▶ [Written request]: In the listing that follows, count each line where the word "grid" appears; write nothing but the count.

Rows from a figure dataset

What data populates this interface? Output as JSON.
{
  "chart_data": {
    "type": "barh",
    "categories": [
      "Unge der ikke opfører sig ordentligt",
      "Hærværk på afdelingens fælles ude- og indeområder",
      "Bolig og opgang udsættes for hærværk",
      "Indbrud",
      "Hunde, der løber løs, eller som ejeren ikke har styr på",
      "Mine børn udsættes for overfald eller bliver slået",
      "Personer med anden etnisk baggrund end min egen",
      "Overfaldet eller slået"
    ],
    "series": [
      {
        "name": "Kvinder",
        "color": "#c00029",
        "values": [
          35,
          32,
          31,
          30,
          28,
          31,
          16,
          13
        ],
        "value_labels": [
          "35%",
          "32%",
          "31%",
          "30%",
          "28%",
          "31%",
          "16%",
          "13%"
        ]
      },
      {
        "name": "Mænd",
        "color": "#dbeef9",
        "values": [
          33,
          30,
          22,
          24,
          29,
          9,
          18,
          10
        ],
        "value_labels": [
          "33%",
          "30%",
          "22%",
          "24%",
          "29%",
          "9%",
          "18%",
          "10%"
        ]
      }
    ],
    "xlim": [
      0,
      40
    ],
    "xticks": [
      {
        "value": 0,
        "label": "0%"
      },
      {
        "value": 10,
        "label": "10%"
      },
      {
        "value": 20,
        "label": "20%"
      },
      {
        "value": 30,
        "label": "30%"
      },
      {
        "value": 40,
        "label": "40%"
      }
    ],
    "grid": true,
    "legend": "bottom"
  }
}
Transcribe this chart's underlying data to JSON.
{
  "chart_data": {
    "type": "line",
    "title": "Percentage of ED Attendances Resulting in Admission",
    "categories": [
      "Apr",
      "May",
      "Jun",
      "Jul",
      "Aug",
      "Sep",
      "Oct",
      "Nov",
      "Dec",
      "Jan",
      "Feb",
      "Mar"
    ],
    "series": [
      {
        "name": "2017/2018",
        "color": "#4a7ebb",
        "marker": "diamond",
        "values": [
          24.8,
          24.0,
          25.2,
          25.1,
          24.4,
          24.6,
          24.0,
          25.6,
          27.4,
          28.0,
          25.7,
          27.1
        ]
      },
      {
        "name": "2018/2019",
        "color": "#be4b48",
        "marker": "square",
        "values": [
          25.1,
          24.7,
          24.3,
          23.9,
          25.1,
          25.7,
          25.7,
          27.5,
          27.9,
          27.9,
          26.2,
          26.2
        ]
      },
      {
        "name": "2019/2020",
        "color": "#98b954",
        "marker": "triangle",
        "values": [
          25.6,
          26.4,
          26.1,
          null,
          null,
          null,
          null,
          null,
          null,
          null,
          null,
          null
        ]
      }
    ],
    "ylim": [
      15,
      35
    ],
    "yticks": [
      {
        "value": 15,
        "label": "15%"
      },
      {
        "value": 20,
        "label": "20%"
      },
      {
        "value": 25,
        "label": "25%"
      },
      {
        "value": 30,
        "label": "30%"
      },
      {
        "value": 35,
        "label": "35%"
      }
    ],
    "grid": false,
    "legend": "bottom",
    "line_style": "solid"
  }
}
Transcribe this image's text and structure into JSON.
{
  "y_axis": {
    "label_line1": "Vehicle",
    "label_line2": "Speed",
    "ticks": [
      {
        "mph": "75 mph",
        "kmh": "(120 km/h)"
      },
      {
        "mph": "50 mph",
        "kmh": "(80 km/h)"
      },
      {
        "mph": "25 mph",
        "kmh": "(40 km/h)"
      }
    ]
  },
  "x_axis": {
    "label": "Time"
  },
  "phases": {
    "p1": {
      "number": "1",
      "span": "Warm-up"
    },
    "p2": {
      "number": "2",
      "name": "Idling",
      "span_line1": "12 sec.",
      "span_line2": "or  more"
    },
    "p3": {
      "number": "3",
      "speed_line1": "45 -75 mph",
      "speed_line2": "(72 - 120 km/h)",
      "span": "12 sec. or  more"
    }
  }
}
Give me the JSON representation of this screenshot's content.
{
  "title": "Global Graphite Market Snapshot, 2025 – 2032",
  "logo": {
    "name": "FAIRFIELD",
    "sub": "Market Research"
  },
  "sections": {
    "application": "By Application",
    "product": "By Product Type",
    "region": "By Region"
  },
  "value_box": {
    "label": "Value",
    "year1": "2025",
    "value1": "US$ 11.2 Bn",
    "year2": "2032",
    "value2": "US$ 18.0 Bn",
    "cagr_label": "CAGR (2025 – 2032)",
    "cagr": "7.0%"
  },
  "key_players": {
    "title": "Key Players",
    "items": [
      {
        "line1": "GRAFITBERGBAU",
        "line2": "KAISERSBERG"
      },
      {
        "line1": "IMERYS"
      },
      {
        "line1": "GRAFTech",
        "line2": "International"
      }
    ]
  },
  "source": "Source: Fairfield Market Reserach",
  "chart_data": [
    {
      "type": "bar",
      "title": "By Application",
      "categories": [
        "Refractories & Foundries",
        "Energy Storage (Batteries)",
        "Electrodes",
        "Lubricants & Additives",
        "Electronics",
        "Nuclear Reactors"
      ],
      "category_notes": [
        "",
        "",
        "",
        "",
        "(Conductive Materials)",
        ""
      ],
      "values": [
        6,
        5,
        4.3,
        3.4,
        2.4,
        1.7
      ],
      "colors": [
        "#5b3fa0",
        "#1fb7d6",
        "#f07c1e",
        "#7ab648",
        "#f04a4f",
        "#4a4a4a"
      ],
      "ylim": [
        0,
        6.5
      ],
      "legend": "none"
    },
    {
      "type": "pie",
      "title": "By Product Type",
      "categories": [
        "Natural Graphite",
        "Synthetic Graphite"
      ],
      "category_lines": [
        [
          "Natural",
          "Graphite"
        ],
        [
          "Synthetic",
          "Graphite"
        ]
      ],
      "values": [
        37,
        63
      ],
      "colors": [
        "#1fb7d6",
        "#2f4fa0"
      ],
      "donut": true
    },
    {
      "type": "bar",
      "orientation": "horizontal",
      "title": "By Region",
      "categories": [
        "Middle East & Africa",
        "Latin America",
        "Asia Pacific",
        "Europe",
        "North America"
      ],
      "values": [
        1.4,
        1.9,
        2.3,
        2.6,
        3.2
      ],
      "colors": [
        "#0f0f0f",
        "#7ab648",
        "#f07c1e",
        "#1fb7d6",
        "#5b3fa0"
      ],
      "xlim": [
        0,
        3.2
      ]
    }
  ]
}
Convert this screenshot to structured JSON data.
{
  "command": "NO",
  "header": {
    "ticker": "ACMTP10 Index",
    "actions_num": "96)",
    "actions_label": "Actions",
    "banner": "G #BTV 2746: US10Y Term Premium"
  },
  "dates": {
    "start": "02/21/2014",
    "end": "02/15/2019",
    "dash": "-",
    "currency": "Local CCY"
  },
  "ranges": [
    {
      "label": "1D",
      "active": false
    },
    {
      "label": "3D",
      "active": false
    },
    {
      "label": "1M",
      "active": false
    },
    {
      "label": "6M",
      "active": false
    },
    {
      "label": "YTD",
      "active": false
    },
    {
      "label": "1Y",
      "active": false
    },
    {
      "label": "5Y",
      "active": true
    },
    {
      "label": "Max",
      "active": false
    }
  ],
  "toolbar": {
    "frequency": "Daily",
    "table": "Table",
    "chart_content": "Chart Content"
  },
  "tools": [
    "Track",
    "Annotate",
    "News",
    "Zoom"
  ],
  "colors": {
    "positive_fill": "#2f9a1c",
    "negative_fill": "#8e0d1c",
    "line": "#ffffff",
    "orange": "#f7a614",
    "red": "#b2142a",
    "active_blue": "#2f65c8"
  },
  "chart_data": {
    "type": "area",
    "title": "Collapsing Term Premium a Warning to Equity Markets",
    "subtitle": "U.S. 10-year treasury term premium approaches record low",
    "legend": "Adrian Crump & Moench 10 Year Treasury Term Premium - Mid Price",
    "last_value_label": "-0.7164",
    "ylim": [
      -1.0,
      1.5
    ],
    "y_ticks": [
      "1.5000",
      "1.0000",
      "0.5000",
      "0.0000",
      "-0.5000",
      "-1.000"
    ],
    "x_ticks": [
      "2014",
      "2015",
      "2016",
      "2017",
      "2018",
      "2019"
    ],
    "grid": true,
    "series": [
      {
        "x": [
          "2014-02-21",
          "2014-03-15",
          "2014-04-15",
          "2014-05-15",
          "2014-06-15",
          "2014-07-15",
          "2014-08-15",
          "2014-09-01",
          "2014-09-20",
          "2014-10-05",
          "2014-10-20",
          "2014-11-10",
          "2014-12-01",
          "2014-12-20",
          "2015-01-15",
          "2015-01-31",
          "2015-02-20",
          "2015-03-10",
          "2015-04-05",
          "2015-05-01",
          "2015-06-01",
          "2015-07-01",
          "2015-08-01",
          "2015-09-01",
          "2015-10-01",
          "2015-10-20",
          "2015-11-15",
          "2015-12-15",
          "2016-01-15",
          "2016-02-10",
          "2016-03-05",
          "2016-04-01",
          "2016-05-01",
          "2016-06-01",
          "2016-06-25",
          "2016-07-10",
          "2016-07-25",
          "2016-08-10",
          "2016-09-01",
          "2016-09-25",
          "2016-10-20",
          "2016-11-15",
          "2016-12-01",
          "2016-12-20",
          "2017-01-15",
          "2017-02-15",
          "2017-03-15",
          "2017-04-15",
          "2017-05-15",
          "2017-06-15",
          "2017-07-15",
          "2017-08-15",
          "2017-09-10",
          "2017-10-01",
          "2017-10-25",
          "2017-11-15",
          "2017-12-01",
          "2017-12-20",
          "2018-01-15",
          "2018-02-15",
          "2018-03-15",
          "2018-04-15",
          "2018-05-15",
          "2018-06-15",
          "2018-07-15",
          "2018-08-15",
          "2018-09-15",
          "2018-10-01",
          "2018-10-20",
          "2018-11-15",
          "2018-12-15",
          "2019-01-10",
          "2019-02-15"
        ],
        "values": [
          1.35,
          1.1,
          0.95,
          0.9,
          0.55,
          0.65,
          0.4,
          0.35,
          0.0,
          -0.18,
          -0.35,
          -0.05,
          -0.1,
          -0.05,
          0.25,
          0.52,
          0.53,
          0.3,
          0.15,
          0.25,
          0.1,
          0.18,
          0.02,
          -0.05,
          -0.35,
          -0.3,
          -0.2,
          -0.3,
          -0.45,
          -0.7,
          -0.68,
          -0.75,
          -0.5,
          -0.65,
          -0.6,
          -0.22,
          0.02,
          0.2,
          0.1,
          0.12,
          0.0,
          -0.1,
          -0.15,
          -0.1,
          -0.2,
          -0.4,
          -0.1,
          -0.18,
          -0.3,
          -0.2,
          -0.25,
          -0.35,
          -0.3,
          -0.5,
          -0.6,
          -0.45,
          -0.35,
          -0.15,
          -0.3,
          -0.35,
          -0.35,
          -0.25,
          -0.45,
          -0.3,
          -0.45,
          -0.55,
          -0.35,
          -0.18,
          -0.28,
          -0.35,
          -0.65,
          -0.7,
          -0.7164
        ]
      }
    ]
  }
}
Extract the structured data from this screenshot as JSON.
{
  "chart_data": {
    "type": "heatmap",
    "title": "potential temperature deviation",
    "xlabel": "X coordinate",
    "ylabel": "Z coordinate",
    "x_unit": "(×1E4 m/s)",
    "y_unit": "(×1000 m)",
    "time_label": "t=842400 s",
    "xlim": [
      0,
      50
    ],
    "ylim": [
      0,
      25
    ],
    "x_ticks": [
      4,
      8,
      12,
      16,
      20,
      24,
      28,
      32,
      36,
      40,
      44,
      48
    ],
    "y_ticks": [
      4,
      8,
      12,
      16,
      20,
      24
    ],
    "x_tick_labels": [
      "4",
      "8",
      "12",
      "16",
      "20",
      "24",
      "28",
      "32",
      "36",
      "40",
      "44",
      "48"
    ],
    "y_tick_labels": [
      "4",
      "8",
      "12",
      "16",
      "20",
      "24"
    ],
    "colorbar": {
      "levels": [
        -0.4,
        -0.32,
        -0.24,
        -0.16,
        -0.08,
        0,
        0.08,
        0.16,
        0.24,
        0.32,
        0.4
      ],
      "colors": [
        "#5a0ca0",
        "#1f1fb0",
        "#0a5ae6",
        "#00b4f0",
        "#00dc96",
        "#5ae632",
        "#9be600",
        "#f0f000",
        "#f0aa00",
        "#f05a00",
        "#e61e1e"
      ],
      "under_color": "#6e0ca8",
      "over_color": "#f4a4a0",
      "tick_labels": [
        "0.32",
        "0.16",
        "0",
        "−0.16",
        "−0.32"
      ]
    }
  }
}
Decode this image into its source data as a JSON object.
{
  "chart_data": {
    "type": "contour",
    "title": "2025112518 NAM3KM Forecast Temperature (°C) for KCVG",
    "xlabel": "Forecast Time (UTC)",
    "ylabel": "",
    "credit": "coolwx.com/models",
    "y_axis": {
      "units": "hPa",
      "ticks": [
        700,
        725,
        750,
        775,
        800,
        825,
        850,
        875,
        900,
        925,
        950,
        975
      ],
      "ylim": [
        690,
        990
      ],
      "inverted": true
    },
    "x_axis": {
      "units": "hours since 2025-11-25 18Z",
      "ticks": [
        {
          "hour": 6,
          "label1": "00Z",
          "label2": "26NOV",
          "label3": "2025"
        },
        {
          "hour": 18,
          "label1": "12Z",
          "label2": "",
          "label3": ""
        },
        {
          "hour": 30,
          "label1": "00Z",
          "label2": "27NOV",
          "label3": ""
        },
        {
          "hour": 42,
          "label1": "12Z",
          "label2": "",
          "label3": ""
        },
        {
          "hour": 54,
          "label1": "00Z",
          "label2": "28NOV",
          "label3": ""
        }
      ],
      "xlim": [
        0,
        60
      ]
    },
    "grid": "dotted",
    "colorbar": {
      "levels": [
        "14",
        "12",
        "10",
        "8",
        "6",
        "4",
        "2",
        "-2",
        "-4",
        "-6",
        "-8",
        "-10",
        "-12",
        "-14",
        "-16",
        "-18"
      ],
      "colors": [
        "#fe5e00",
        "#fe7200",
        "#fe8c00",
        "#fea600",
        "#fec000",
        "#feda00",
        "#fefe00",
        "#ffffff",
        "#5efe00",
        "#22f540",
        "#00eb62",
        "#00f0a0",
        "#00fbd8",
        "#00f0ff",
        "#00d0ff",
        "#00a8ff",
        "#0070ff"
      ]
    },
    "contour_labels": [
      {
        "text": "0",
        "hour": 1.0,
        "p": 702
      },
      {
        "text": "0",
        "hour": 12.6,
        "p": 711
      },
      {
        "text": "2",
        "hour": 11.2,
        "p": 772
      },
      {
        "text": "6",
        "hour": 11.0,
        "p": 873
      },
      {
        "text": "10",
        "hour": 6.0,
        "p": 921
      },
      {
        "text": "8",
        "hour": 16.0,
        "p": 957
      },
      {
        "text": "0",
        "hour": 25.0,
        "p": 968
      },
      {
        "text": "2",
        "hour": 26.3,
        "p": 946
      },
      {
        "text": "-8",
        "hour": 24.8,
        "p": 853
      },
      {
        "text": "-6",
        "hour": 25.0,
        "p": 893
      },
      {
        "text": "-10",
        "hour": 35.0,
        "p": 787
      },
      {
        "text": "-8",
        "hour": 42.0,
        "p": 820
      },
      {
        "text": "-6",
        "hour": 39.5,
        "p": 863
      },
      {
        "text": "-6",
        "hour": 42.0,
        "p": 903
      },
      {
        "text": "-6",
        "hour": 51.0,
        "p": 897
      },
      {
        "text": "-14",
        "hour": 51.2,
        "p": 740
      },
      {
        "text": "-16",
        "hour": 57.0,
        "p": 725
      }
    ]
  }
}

▶ [Expected output]: 4